---------- INFORMATION PROVIDED

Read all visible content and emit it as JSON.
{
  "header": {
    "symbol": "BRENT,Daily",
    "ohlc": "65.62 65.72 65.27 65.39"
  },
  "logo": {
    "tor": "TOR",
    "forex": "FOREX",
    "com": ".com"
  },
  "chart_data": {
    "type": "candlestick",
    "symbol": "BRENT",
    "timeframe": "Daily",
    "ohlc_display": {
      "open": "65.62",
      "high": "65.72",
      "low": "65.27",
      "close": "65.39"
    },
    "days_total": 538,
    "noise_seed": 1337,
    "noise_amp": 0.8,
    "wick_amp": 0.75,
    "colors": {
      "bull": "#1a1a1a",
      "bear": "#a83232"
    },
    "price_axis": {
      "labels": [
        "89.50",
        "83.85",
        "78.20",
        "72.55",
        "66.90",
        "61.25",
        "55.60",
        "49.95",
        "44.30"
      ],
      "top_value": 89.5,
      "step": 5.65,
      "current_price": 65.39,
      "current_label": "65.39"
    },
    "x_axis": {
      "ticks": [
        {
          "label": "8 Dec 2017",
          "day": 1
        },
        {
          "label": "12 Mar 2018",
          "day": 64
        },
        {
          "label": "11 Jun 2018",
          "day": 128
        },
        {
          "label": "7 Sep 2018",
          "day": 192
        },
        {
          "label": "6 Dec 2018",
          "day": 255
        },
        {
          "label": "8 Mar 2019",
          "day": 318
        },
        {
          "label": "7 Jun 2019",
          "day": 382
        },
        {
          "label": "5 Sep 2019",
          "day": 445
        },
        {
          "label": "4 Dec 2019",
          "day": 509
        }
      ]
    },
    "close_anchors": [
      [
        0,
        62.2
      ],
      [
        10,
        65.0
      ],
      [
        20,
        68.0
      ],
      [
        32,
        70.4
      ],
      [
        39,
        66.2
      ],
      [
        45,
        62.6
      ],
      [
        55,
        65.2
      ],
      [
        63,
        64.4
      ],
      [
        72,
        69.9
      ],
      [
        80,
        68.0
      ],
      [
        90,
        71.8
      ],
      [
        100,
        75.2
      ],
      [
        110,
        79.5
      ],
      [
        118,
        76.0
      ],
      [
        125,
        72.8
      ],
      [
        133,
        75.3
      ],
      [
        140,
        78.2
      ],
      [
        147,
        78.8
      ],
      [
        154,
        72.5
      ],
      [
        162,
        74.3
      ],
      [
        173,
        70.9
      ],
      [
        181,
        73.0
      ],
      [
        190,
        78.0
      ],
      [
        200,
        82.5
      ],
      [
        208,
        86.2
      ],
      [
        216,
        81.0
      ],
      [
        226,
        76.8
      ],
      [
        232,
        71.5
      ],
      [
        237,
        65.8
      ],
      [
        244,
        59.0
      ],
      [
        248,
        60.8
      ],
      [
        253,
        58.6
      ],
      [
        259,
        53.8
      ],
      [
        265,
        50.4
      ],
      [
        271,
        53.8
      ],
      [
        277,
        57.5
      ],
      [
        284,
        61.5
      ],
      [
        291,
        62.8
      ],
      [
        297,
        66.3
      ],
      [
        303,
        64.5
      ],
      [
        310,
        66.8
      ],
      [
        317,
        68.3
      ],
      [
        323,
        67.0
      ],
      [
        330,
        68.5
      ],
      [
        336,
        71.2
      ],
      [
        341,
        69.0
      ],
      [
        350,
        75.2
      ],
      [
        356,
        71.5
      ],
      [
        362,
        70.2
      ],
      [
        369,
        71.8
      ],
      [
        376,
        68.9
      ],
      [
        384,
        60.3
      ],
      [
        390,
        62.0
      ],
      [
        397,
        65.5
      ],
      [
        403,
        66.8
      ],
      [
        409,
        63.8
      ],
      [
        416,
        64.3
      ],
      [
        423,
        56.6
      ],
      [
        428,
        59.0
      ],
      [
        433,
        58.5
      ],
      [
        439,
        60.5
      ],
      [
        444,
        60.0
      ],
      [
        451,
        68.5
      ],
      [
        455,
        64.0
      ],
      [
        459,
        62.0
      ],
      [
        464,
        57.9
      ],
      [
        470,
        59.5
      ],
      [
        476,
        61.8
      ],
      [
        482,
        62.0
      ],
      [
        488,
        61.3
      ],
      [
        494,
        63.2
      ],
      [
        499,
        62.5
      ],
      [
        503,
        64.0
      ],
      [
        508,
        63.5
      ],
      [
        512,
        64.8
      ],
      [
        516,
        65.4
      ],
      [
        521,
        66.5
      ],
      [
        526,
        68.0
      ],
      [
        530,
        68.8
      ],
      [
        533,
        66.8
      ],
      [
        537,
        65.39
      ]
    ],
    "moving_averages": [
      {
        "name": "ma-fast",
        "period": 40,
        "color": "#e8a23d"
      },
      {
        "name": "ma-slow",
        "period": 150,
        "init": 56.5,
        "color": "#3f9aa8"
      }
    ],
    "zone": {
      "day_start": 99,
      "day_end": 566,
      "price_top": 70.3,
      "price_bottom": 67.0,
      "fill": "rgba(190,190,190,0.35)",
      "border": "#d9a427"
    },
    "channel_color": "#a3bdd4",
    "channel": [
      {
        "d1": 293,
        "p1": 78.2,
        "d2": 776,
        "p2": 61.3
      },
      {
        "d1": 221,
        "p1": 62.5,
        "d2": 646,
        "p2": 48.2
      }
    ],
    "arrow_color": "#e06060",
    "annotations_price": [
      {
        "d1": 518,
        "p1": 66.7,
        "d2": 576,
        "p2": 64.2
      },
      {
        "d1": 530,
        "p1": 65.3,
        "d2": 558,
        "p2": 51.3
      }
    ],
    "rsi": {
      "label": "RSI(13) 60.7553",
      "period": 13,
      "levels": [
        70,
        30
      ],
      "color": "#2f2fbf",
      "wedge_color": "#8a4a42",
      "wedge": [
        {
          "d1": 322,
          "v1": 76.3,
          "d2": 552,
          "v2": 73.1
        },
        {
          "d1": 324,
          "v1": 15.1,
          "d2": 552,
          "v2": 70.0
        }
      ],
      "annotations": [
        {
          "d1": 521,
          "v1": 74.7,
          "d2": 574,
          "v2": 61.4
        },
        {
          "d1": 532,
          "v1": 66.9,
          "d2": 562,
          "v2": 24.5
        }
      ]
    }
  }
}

--------------------

INSTRUCTION
Pick out and copy every line that contains the word "Daily".

RESULT BELOW
    "symbol": "BRENT,Daily",
    "timeframe": "Daily",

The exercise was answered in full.